Collection entries:
====================
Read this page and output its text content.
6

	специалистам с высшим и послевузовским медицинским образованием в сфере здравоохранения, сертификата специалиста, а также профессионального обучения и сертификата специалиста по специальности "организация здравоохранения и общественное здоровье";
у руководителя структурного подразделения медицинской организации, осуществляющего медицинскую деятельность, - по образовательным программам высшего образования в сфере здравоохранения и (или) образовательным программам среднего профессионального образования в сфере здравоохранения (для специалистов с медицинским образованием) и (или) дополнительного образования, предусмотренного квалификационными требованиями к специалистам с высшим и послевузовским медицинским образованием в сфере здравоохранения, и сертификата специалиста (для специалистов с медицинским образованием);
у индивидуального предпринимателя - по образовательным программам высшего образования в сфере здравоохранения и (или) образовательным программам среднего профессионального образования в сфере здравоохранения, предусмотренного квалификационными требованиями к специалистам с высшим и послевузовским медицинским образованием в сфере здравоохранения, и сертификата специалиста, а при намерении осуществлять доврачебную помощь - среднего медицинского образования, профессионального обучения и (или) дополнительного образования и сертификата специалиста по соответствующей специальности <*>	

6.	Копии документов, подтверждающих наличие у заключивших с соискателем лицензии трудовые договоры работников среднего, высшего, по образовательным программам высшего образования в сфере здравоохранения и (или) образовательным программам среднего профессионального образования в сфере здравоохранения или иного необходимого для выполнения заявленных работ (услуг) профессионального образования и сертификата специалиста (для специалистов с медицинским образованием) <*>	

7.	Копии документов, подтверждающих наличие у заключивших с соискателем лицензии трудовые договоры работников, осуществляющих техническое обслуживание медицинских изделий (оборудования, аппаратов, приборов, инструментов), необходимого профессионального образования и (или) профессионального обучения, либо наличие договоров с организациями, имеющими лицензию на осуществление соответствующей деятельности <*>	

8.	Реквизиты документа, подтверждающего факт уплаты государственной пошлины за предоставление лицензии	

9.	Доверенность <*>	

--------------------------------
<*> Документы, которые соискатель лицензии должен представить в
====================
THE EXERCISE ▸ Copy all lines from the material that hold "документов".

RESULT FOR THIS TASK ▸
6.	Копии документов, подтверждающих наличие у заключивших с соискателем лицензии трудовые договоры работников среднего, высшего, по образовательным программам высшего образования в сфере здравоохранения и (или) образовательным программам среднего профессионального образования в сфере здравоохранения или иного необходимого для выполнения заявленных работ (услуг) профессионального образования и сертификата специалиста (для специалистов с медицинским образованием) <*>	
7.	Копии документов, подтверждающих наличие у заключивших с соискателем лицензии трудовые договоры работников, осуществляющих техническое обслуживание медицинских изделий (оборудования, аппаратов, приборов, инструментов), необходимого профессионального образования и (или) профессионального обучения, либо наличие договоров с организациями, имеющими лицензию на осуществление соответствующей деятельности <*>	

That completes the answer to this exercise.